begin Records for processing

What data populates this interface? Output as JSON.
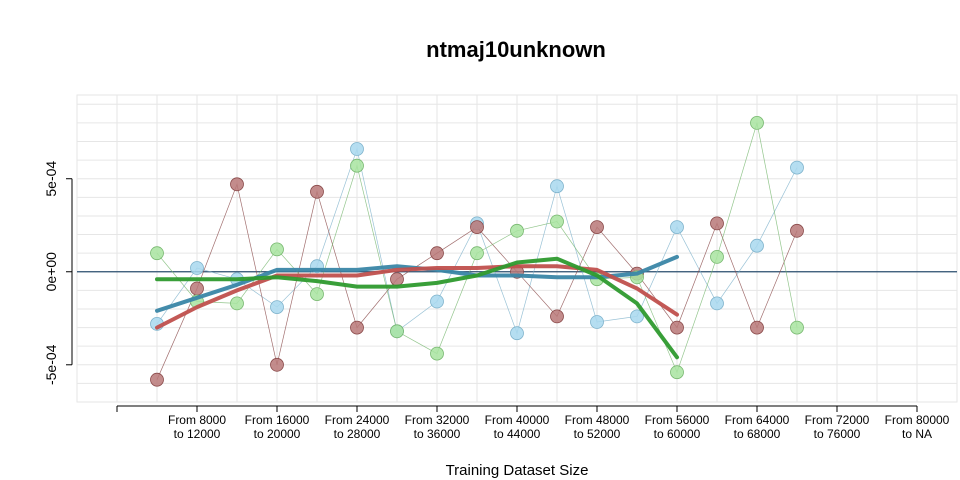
{
  "chart_data": {
    "type": "scatter",
    "title": "ntmaj10unknown",
    "xlabel": "Training Dataset Size",
    "ylabel": "",
    "grid": true,
    "x_ticks": [
      {
        "x": 1,
        "label": ""
      },
      {
        "x": 3,
        "label": "From 8000\nto 12000"
      },
      {
        "x": 5,
        "label": "From 16000\nto 20000"
      },
      {
        "x": 7,
        "label": "From 24000\nto 28000"
      },
      {
        "x": 9,
        "label": "From 32000\nto 36000"
      },
      {
        "x": 11,
        "label": "From 40000\nto 44000"
      },
      {
        "x": 13,
        "label": "From 48000\nto 52000"
      },
      {
        "x": 15,
        "label": "From 56000\nto 60000"
      },
      {
        "x": 17,
        "label": "From 64000\nto 68000"
      },
      {
        "x": 19,
        "label": "From 72000\nto 76000"
      },
      {
        "x": 21,
        "label": "From 80000\nto NA"
      }
    ],
    "y_ticks": [
      {
        "y": -0.0005,
        "label": "-5e-04"
      },
      {
        "y": 0,
        "label": "0e+00"
      },
      {
        "y": 0.0005,
        "label": "5e-04"
      }
    ],
    "xlim": [
      0.0,
      22.0
    ],
    "ylim": [
      -0.0007,
      0.00095
    ],
    "reference_line": 0,
    "series": [
      {
        "color": "#a8d8ee",
        "stroke": "#7fb3cc",
        "smooth_color": "#3a86a6",
        "points": [
          [
            2,
            -0.00028
          ],
          [
            3,
            2e-05
          ],
          [
            4,
            -4e-05
          ],
          [
            5,
            -0.00019
          ],
          [
            6,
            3e-05
          ],
          [
            7,
            0.00066
          ],
          [
            8,
            -0.00032
          ],
          [
            9,
            -0.00016
          ],
          [
            10,
            0.00026
          ],
          [
            11,
            -0.00033
          ],
          [
            12,
            0.00046
          ],
          [
            13,
            -0.00027
          ],
          [
            14,
            -0.00024
          ],
          [
            15,
            0.00024
          ],
          [
            16,
            -0.00017
          ],
          [
            17,
            0.00014
          ],
          [
            18,
            0.00056
          ]
        ],
        "smooth": [
          [
            2,
            -0.00021
          ],
          [
            3,
            -0.00014
          ],
          [
            4,
            -7e-05
          ],
          [
            5,
            1e-05
          ],
          [
            6,
            1e-05
          ],
          [
            7,
            1e-05
          ],
          [
            8,
            3e-05
          ],
          [
            9,
            1e-05
          ],
          [
            10,
            -2e-05
          ],
          [
            11,
            -2e-05
          ],
          [
            12,
            -3e-05
          ],
          [
            13,
            -3e-05
          ],
          [
            14,
            -1e-05
          ],
          [
            15,
            8e-05
          ]
        ]
      },
      {
        "color": "#b87878",
        "stroke": "#8a4a4a",
        "smooth_color": "#c0504d",
        "points": [
          [
            2,
            -0.00058
          ],
          [
            3,
            -9e-05
          ],
          [
            4,
            0.00047
          ],
          [
            5,
            -0.0005
          ],
          [
            6,
            0.00043
          ],
          [
            7,
            -0.0003
          ],
          [
            8,
            -4e-05
          ],
          [
            9,
            0.0001
          ],
          [
            10,
            0.00024
          ],
          [
            11,
            0.0
          ],
          [
            12,
            -0.00024
          ],
          [
            13,
            0.00024
          ],
          [
            14,
            -1e-05
          ],
          [
            15,
            -0.0003
          ],
          [
            16,
            0.00026
          ],
          [
            17,
            -0.0003
          ],
          [
            18,
            0.00022
          ]
        ],
        "smooth": [
          [
            2,
            -0.0003
          ],
          [
            3,
            -0.00019
          ],
          [
            4,
            -0.0001
          ],
          [
            5,
            -2e-05
          ],
          [
            6,
            -2e-05
          ],
          [
            7,
            -2e-05
          ],
          [
            8,
            1e-05
          ],
          [
            9,
            2e-05
          ],
          [
            10,
            2e-05
          ],
          [
            11,
            3e-05
          ],
          [
            12,
            3e-05
          ],
          [
            13,
            1e-05
          ],
          [
            14,
            -9e-05
          ],
          [
            15,
            -0.00023
          ]
        ]
      },
      {
        "color": "#a8e4a0",
        "stroke": "#78b870",
        "smooth_color": "#2e9a2e",
        "points": [
          [
            2,
            0.0001
          ],
          [
            3,
            -0.00016
          ],
          [
            4,
            -0.00017
          ],
          [
            5,
            0.00012
          ],
          [
            6,
            -0.00012
          ],
          [
            7,
            0.00057
          ],
          [
            8,
            -0.00032
          ],
          [
            9,
            -0.00044
          ],
          [
            10,
            0.0001
          ],
          [
            11,
            0.00022
          ],
          [
            12,
            0.00027
          ],
          [
            13,
            -4e-05
          ],
          [
            14,
            -3e-05
          ],
          [
            15,
            -0.00054
          ],
          [
            16,
            8e-05
          ],
          [
            17,
            0.0008
          ],
          [
            18,
            -0.0003
          ]
        ],
        "smooth": [
          [
            2,
            -4e-05
          ],
          [
            3,
            -4e-05
          ],
          [
            4,
            -4e-05
          ],
          [
            5,
            -3e-05
          ],
          [
            6,
            -5e-05
          ],
          [
            7,
            -8e-05
          ],
          [
            8,
            -8e-05
          ],
          [
            9,
            -6e-05
          ],
          [
            10,
            -2e-05
          ],
          [
            11,
            5e-05
          ],
          [
            12,
            7e-05
          ],
          [
            13,
            -2e-05
          ],
          [
            14,
            -0.00017
          ],
          [
            15,
            -0.00046
          ]
        ]
      }
    ]
  }
}
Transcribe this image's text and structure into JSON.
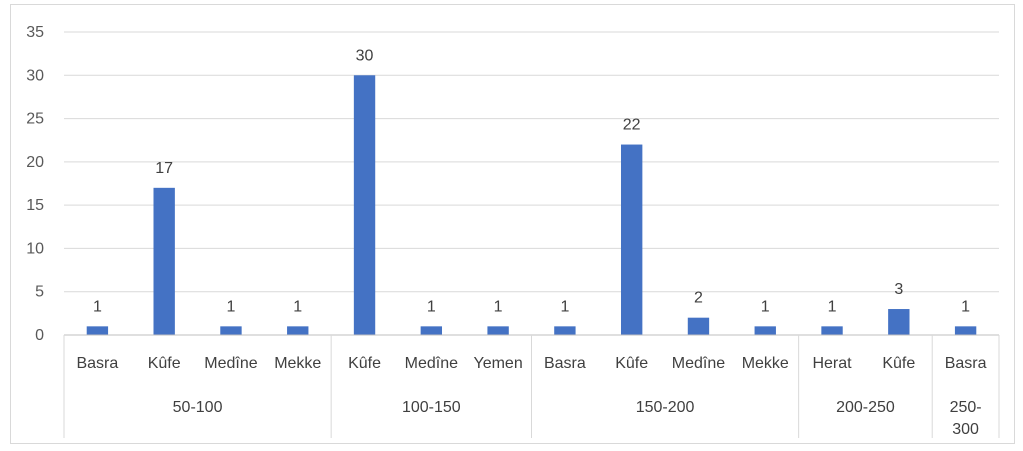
{
  "chart_data": {
    "type": "bar",
    "title": "",
    "xlabel": "",
    "ylabel": "",
    "ylim": [
      0,
      35
    ],
    "yticks": [
      0,
      5,
      10,
      15,
      20,
      25,
      30,
      35
    ],
    "grid": true,
    "legend": "none",
    "bar_color": "#4472C4",
    "groups": [
      {
        "label": "50-100",
        "label_lines": [
          "50-100"
        ],
        "categories": [
          "Basra",
          "Kûfe",
          "Medîne",
          "Mekke"
        ],
        "values": [
          1,
          17,
          1,
          1
        ]
      },
      {
        "label": "100-150",
        "label_lines": [
          "100-150"
        ],
        "categories": [
          "Kûfe",
          "Medîne",
          "Yemen"
        ],
        "values": [
          30,
          1,
          1
        ]
      },
      {
        "label": "150-200",
        "label_lines": [
          "150-200"
        ],
        "categories": [
          "Basra",
          "Kûfe",
          "Medîne",
          "Mekke"
        ],
        "values": [
          1,
          22,
          2,
          1
        ]
      },
      {
        "label": "200-250",
        "label_lines": [
          "200-250"
        ],
        "categories": [
          "Herat",
          "Kûfe"
        ],
        "values": [
          1,
          3
        ]
      },
      {
        "label": "250-300",
        "label_lines": [
          "250-",
          "300"
        ],
        "categories": [
          "Basra"
        ],
        "values": [
          1
        ]
      }
    ]
  }
}
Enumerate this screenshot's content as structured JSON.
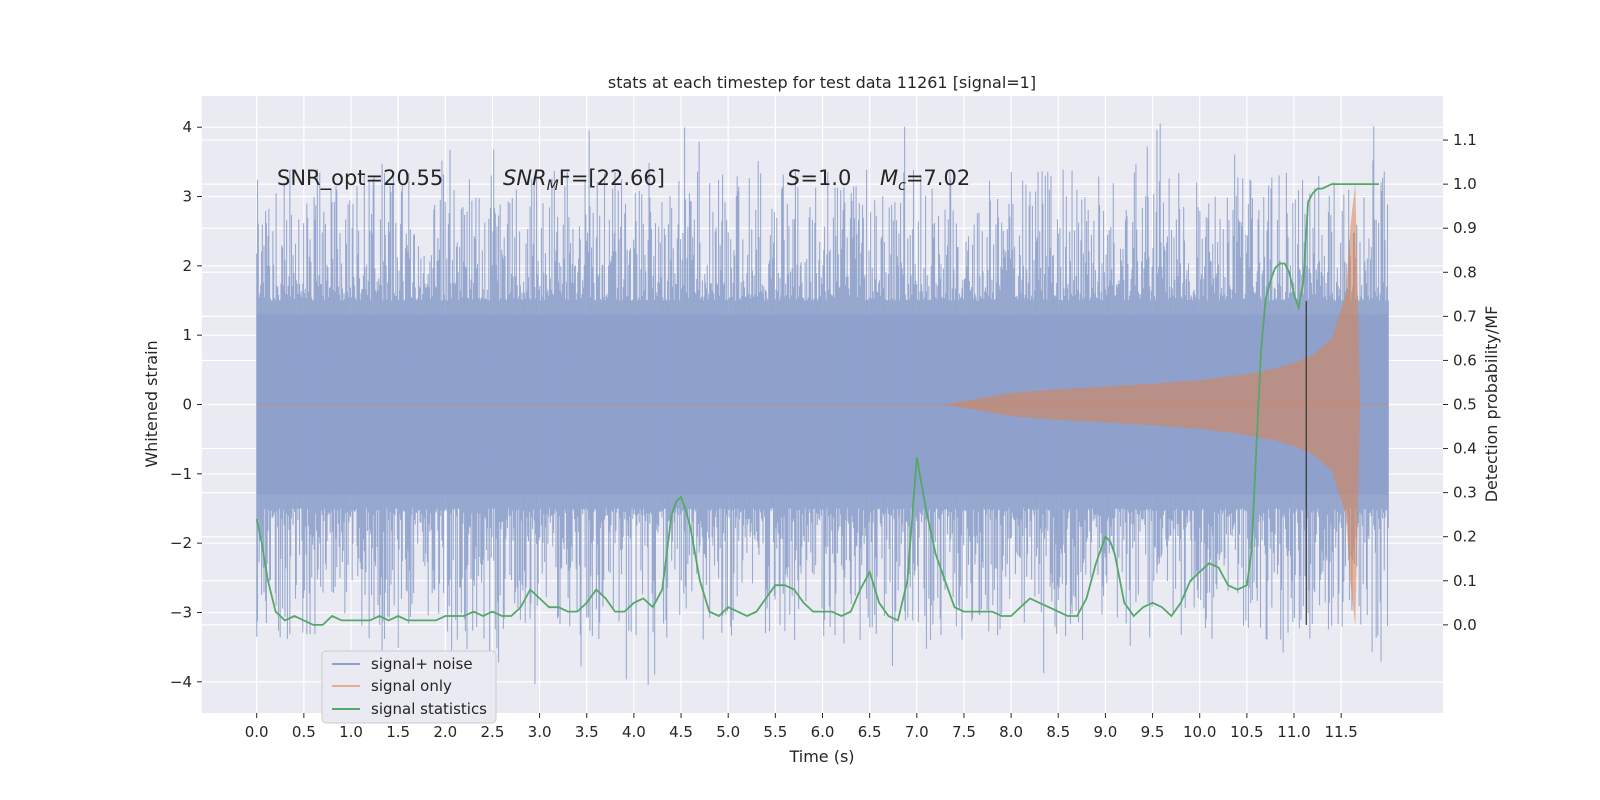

end Records for processing

● **Short exercise**: In the copy, include all records verbatim but no images.

● **Result**:
What data populates this interface? Output as JSON.
{
  "chart_data": {
    "type": "scatter",
    "title": "ntmaj10unknown",
    "xlabel": "Training Dataset Size",
    "ylabel": "",
    "grid": true,
    "x_ticks": [
      {
        "x": 1,
        "label": ""
      },
      {
        "x": 3,
        "label": "From 8000\nto 12000"
      },
      {
        "x": 5,
        "label": "From 16000\nto 20000"
      },
      {
        "x": 7,
        "label": "From 24000\nto 28000"
      },
      {
        "x": 9,
        "label": "From 32000\nto 36000"
      },
      {
        "x": 11,
        "label": "From 40000\nto 44000"
      },
      {
        "x": 13,
        "label": "From 48000\nto 52000"
      },
      {
        "x": 15,
        "label": "From 56000\nto 60000"
      },
      {
        "x": 17,
        "label": "From 64000\nto 68000"
      },
      {
        "x": 19,
        "label": "From 72000\nto 76000"
      },
      {
        "x": 21,
        "label": "From 80000\nto NA"
      }
    ],
    "y_ticks": [
      {
        "y": -0.0005,
        "label": "-5e-04"
      },
      {
        "y": 0,
        "label": "0e+00"
      },
      {
        "y": 0.0005,
        "label": "5e-04"
      }
    ],
    "xlim": [
      0.0,
      22.0
    ],
    "ylim": [
      -0.0007,
      0.00095
    ],
    "reference_line": 0,
    "series": [
      {
        "color": "#a8d8ee",
        "stroke": "#7fb3cc",
        "smooth_color": "#3a86a6",
        "points": [
          [
            2,
            -0.00028
          ],
          [
            3,
            2e-05
          ],
          [
            4,
            -4e-05
          ],
          [
            5,
            -0.00019
          ],
          [
            6,
            3e-05
          ],
          [
            7,
            0.00066
          ],
          [
            8,
            -0.00032
          ],
          [
            9,
            -0.00016
          ],
          [
            10,
            0.00026
          ],
          [
            11,
            -0.00033
          ],
          [
            12,
            0.00046
          ],
          [
            13,
            -0.00027
          ],
          [
            14,
            -0.00024
          ],
          [
            15,
            0.00024
          ],
          [
            16,
            -0.00017
          ],
          [
            17,
            0.00014
          ],
          [
            18,
            0.00056
          ]
        ],
        "smooth": [
          [
            2,
            -0.00021
          ],
          [
            3,
            -0.00014
          ],
          [
            4,
            -7e-05
          ],
          [
            5,
            1e-05
          ],
          [
            6,
            1e-05
          ],
          [
            7,
            1e-05
          ],
          [
            8,
            3e-05
          ],
          [
            9,
            1e-05
          ],
          [
            10,
            -2e-05
          ],
          [
            11,
            -2e-05
          ],
          [
            12,
            -3e-05
          ],
          [
            13,
            -3e-05
          ],
          [
            14,
            -1e-05
          ],
          [
            15,
            8e-05
          ]
        ]
      },
      {
        "color": "#b87878",
        "stroke": "#8a4a4a",
        "smooth_color": "#c0504d",
        "points": [
          [
            2,
            -0.00058
          ],
          [
            3,
            -9e-05
          ],
          [
            4,
            0.00047
          ],
          [
            5,
            -0.0005
          ],
          [
            6,
            0.00043
          ],
          [
            7,
            -0.0003
          ],
          [
            8,
            -4e-05
          ],
          [
            9,
            0.0001
          ],
          [
            10,
            0.00024
          ],
          [
            11,
            0.0
          ],
          [
            12,
            -0.00024
          ],
          [
            13,
            0.00024
          ],
          [
            14,
            -1e-05
          ],
          [
            15,
            -0.0003
          ],
          [
            16,
            0.00026
          ],
          [
            17,
            -0.0003
          ],
          [
            18,
            0.00022
          ]
        ],
        "smooth": [
          [
            2,
            -0.0003
          ],
          [
            3,
            -0.00019
          ],
          [
            4,
            -0.0001
          ],
          [
            5,
            -2e-05
          ],
          [
            6,
            -2e-05
          ],
          [
            7,
            -2e-05
          ],
          [
            8,
            1e-05
          ],
          [
            9,
            2e-05
          ],
          [
            10,
            2e-05
          ],
          [
            11,
            3e-05
          ],
          [
            12,
            3e-05
          ],
          [
            13,
            1e-05
          ],
          [
            14,
            -9e-05
          ],
          [
            15,
            -0.00023
          ]
        ]
      },
      {
        "color": "#a8e4a0",
        "stroke": "#78b870",
        "smooth_color": "#2e9a2e",
        "points": [
          [
            2,
            0.0001
          ],
          [
            3,
            -0.00016
          ],
          [
            4,
            -0.00017
          ],
          [
            5,
            0.00012
          ],
          [
            6,
            -0.00012
          ],
          [
            7,
            0.00057
          ],
          [
            8,
            -0.00032
          ],
          [
            9,
            -0.00044
          ],
          [
            10,
            0.0001
          ],
          [
            11,
            0.00022
          ],
          [
            12,
            0.00027
          ],
          [
            13,
            -4e-05
          ],
          [
            14,
            -3e-05
          ],
          [
            15,
            -0.00054
          ],
          [
            16,
            8e-05
          ],
          [
            17,
            0.0008
          ],
          [
            18,
            -0.0003
          ]
        ],
        "smooth": [
          [
            2,
            -4e-05
          ],
          [
            3,
            -4e-05
          ],
          [
            4,
            -4e-05
          ],
          [
            5,
            -3e-05
          ],
          [
            6,
            -5e-05
          ],
          [
            7,
            -8e-05
          ],
          [
            8,
            -8e-05
          ],
          [
            9,
            -6e-05
          ],
          [
            10,
            -2e-05
          ],
          [
            11,
            5e-05
          ],
          [
            12,
            7e-05
          ],
          [
            13,
            -2e-05
          ],
          [
            14,
            -0.00017
          ],
          [
            15,
            -0.00046
          ]
        ]
      }
    ]
  }
}
Transcribe this image's text and structure into JSON.
{
  "chart_data": {
    "type": "bar",
    "title": "",
    "xlabel": "",
    "ylabel": "",
    "ylim": [
      0,
      35
    ],
    "yticks": [
      0,
      5,
      10,
      15,
      20,
      25,
      30,
      35
    ],
    "grid": true,
    "legend": "none",
    "bar_color": "#4472C4",
    "groups": [
      {
        "label": "50-100",
        "label_lines": [
          "50-100"
        ],
        "categories": [
          "Basra",
          "Kûfe",
          "Medîne",
          "Mekke"
        ],
        "values": [
          1,
          17,
          1,
          1
        ]
      },
      {
        "label": "100-150",
        "label_lines": [
          "100-150"
        ],
        "categories": [
          "Kûfe",
          "Medîne",
          "Yemen"
        ],
        "values": [
          30,
          1,
          1
        ]
      },
      {
        "label": "150-200",
        "label_lines": [
          "150-200"
        ],
        "categories": [
          "Basra",
          "Kûfe",
          "Medîne",
          "Mekke"
        ],
        "values": [
          1,
          22,
          2,
          1
        ]
      },
      {
        "label": "200-250",
        "label_lines": [
          "200-250"
        ],
        "categories": [
          "Herat",
          "Kûfe"
        ],
        "values": [
          1,
          3
        ]
      },
      {
        "label": "250-300",
        "label_lines": [
          "250-",
          "300"
        ],
        "categories": [
          "Basra"
        ],
        "values": [
          1
        ]
      }
    ]
  }
}
Enumerate this screenshot's content as structured JSON.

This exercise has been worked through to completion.